DO THIS:
Collect all the lines that mention the word "sido".

[Records from a dataset]
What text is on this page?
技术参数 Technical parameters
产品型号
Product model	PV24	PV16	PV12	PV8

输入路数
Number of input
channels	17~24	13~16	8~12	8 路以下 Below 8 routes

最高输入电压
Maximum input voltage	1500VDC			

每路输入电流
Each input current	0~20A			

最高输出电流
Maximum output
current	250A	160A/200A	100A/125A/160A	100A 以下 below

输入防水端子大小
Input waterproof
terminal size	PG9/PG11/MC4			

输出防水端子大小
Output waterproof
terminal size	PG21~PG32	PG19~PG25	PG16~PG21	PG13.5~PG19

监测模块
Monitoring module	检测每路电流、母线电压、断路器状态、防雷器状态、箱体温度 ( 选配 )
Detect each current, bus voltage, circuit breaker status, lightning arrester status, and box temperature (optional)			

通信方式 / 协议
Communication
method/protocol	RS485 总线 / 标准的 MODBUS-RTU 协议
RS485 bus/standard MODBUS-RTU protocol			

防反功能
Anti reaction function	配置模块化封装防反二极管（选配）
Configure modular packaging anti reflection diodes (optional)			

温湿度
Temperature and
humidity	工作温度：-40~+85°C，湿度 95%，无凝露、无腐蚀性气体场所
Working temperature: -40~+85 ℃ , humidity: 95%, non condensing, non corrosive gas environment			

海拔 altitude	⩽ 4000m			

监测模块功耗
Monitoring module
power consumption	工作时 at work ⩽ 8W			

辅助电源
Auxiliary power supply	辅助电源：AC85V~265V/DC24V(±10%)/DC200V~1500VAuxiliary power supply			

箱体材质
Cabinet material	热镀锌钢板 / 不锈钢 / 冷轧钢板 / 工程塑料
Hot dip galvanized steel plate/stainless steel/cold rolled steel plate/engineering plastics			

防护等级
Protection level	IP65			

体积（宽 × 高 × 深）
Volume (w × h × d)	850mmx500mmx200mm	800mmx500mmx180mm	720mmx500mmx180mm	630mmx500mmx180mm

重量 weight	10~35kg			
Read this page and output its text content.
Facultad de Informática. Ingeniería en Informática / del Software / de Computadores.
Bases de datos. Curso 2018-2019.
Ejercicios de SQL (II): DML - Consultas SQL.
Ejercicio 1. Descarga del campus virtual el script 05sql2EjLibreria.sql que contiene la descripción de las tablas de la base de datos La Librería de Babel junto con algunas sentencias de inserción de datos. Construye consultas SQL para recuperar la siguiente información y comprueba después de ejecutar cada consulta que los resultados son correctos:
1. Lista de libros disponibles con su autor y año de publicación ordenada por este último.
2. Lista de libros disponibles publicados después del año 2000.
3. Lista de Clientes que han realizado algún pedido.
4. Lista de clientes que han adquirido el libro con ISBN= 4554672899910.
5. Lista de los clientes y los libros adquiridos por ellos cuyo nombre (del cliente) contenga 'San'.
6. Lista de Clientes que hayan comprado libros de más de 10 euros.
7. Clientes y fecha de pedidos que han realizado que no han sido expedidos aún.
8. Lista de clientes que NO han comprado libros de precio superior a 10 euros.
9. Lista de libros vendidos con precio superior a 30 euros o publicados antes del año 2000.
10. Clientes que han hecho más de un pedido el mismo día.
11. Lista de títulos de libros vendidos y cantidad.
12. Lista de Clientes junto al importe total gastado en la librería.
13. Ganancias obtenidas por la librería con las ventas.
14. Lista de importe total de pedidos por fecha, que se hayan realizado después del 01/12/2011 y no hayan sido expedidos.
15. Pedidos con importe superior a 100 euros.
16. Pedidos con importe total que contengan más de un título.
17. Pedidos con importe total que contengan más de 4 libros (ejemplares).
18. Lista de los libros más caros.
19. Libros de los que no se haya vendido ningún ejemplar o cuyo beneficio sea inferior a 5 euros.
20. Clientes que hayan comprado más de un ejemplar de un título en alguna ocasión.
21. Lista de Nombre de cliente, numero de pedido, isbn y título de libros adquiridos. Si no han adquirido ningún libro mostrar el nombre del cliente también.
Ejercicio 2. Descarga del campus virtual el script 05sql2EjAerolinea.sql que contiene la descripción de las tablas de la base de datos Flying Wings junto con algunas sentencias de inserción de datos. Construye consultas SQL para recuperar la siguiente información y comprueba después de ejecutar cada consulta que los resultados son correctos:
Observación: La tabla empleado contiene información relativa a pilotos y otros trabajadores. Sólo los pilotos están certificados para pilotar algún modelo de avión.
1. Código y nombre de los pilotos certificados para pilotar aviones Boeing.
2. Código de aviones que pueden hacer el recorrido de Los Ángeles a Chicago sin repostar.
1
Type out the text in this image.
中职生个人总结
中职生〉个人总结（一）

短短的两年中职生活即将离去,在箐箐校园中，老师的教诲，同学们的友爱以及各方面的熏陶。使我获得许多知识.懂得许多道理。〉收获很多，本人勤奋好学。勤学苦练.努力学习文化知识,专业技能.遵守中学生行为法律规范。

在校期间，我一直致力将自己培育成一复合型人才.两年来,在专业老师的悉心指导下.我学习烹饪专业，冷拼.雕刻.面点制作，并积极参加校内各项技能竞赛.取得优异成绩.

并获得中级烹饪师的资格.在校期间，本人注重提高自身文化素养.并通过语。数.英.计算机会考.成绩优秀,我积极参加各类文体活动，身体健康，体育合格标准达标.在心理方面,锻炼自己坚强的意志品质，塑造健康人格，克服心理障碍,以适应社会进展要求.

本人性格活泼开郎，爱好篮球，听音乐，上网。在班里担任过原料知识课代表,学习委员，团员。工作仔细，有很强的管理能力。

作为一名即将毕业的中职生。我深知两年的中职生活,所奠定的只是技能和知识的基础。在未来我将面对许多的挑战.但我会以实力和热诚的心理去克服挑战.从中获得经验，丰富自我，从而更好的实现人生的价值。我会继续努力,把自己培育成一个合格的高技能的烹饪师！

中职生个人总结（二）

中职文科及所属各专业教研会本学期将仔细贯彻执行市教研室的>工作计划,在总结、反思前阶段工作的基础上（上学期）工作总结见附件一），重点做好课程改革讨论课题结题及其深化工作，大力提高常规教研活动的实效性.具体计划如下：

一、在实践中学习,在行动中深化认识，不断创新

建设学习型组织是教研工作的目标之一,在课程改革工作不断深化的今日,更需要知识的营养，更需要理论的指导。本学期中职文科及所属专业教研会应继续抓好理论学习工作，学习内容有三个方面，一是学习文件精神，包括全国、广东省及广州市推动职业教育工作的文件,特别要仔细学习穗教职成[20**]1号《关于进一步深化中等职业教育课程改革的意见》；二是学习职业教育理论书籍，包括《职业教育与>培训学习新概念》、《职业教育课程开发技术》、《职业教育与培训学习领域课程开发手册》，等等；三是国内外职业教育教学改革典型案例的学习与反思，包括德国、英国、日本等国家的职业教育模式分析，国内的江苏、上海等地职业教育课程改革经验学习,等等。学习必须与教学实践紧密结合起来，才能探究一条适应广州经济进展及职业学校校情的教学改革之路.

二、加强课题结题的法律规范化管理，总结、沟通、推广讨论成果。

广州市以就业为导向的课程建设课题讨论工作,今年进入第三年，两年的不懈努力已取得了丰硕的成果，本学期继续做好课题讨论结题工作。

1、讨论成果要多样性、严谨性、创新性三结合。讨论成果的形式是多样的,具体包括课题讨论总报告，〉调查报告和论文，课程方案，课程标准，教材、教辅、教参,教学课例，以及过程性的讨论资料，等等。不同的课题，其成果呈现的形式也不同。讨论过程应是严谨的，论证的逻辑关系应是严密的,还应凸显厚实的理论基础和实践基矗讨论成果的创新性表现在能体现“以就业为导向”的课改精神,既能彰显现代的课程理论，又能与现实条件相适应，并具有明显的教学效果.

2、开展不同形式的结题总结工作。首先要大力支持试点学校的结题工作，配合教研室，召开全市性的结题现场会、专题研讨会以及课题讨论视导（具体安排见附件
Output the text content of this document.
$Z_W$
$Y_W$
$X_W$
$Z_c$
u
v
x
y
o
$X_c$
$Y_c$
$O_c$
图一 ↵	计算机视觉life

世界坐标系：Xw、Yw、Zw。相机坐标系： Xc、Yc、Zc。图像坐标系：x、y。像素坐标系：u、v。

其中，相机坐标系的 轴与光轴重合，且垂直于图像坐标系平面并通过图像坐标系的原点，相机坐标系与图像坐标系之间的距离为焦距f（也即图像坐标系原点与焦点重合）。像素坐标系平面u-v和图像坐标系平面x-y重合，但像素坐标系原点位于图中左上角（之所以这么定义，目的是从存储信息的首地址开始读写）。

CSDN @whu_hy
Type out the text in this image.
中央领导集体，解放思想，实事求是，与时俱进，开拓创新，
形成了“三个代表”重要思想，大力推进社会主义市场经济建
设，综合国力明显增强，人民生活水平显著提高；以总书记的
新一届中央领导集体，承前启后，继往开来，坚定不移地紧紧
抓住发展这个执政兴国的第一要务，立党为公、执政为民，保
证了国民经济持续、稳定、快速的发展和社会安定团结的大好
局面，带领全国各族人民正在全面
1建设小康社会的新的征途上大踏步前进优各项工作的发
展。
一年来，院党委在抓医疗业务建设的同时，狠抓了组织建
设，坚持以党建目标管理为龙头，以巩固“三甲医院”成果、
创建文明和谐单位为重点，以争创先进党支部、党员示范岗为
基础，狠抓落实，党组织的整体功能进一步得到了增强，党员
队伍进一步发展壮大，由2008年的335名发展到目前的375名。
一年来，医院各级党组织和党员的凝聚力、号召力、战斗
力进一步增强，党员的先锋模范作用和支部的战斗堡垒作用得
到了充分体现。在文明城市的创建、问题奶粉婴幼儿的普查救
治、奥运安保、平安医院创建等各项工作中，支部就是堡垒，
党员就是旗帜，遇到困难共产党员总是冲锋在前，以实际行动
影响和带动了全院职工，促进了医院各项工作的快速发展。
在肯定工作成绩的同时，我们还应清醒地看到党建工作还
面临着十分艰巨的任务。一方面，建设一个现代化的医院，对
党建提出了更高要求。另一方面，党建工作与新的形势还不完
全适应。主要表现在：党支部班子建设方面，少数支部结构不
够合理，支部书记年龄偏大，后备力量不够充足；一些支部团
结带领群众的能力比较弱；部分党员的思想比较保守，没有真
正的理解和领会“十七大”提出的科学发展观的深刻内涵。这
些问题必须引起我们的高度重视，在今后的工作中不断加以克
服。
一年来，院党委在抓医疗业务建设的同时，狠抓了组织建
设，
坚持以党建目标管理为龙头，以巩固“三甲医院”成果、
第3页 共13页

RESPONSE FOR THIS EXERCISE:
7. Clientes y fecha de pedidos que han realizado que no han sido expedidos aún.
14. Lista de importe total de pedidos por fecha, que se hayan realizado después del 01/12/2011 y no hayan sido expedidos.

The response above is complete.